WHAT IS NEEDED> Output the full listing word for word.

-------

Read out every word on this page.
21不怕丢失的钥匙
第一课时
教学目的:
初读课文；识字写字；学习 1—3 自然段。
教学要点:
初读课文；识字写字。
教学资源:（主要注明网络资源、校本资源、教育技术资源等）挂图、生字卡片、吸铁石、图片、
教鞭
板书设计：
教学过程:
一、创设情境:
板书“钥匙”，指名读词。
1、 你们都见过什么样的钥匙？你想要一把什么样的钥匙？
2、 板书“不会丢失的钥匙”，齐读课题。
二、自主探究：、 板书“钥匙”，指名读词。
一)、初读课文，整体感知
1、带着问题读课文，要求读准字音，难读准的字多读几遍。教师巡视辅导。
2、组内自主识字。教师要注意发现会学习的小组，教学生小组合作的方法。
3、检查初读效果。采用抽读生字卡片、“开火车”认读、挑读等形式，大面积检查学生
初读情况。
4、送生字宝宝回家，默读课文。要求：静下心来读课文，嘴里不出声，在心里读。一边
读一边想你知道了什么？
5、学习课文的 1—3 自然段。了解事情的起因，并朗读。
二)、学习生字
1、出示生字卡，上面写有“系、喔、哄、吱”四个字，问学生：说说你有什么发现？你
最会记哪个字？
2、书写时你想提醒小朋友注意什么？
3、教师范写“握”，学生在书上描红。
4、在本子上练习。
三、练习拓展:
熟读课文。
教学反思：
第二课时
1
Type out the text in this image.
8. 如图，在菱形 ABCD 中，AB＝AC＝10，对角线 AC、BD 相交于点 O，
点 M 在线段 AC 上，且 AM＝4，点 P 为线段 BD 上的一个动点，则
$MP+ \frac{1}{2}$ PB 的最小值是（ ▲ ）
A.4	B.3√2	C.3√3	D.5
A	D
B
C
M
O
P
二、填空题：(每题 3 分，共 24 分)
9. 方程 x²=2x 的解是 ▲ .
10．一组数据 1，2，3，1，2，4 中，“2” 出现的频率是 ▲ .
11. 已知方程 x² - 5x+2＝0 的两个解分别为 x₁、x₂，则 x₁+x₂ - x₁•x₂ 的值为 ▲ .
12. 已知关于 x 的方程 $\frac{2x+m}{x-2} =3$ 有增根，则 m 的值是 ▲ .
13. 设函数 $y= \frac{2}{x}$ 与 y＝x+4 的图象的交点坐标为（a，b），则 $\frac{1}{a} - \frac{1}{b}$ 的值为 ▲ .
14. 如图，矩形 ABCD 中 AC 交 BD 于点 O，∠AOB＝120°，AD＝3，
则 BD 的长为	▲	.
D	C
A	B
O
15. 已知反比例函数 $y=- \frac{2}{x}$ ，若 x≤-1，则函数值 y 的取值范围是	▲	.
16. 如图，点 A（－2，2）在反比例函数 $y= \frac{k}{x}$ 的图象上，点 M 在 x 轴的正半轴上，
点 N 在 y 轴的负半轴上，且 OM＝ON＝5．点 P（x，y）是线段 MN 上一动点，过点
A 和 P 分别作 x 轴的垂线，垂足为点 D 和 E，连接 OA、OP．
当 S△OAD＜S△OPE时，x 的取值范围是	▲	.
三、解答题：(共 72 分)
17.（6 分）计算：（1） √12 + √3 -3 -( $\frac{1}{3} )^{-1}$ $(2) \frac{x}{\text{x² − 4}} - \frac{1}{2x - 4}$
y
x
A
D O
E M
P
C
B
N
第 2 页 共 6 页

-------

EXERCISE ANSWER>
Read out every word on this page.
21不怕丢失的钥匙
第一课时
教学目的:
初读课文；识字写字；学习 1—3 自然段。
教学要点:
初读课文；识字写字。
教学资源:（主要注明网络资源、校本资源、教育技术资源等）挂图、生字卡片、吸铁石、图片、
教鞭
板书设计：
教学过程:
一、创设情境:
板书“钥匙”，指名读词。
1、 你们都见过什么样的钥匙？你想要一把什么样的钥匙？
2、 板书“不会丢失的钥匙”，齐读课题。
二、自主探究：、 板书“钥匙”，指名读词。
一)、初读课文，整体感知
1、带着问题读课文，要求读准字音，难读准的字多读几遍。教师巡视辅导。
2、组内自主识字。教师要注意发现会学习的小组，教学生小组合作的方法。
3、检查初读效果。采用抽读生字卡片、“开火车”认读、挑读等形式，大面积检查学生
初读情况。
4、送生字宝宝回家，默读课文。要求：静下心来读课文，嘴里不出声，在心里读。一边
读一边想你知道了什么？
5、学习课文的 1—3 自然段。了解事情的起因，并朗读。
二)、学习生字
1、出示生字卡，上面写有“系、喔、哄、吱”四个字，问学生：说说你有什么发现？你
最会记哪个字？
2、书写时你想提醒小朋友注意什么？
3、教师范写“握”，学生在书上描红。
4、在本子上练习。
三、练习拓展:
熟读课文。
教学反思：
第二课时
1
Type out the text in this image.
8. 如图，在菱形 ABCD 中，AB＝AC＝10，对角线 AC、BD 相交于点 O，
点 M 在线段 AC 上，且 AM＝4，点 P 为线段 BD 上的一个动点，则
$MP+ \frac{1}{2}$ PB 的最小值是（ ▲ ）
A.4	B.3√2	C.3√3	D.5
A	D
B
C
M
O
P
二、填空题：(每题 3 分，共 24 分)
9. 方程 x²=2x 的解是 ▲ .
10．一组数据 1，2，3，1，2，4 中，“2” 出现的频率是 ▲ .
11. 已知方程 x² - 5x+2＝0 的两个解分别为 x₁、x₂，则 x₁+x₂ - x₁•x₂ 的值为 ▲ .
12. 已知关于 x 的方程 $\frac{2x+m}{x-2} =3$ 有增根，则 m 的值是 ▲ .
13. 设函数 $y= \frac{2}{x}$ 与 y＝x+4 的图象的交点坐标为（a，b），则 $\frac{1}{a} - \frac{1}{b}$ 的值为 ▲ .
14. 如图，矩形 ABCD 中 AC 交 BD 于点 O，∠AOB＝120°，AD＝3，
则 BD 的长为	▲	.
D	C
A	B
O
15. 已知反比例函数 $y=- \frac{2}{x}$ ，若 x≤-1，则函数值 y 的取值范围是	▲	.
16. 如图，点 A（－2，2）在反比例函数 $y= \frac{k}{x}$ 的图象上，点 M 在 x 轴的正半轴上，
点 N 在 y 轴的负半轴上，且 OM＝ON＝5．点 P（x，y）是线段 MN 上一动点，过点
A 和 P 分别作 x 轴的垂线，垂足为点 D 和 E，连接 OA、OP．
当 S△OAD＜S△OPE时，x 的取值范围是	▲	.
三、解答题：(共 72 分)
17.（6 分）计算：（1） √12 + √3 -3 -( $\frac{1}{3} )^{-1}$ $(2) \frac{x}{\text{x² − 4}} - \frac{1}{2x - 4}$
y
x
A
D O
E M
P
C
B
N
第 2 页 共 6 页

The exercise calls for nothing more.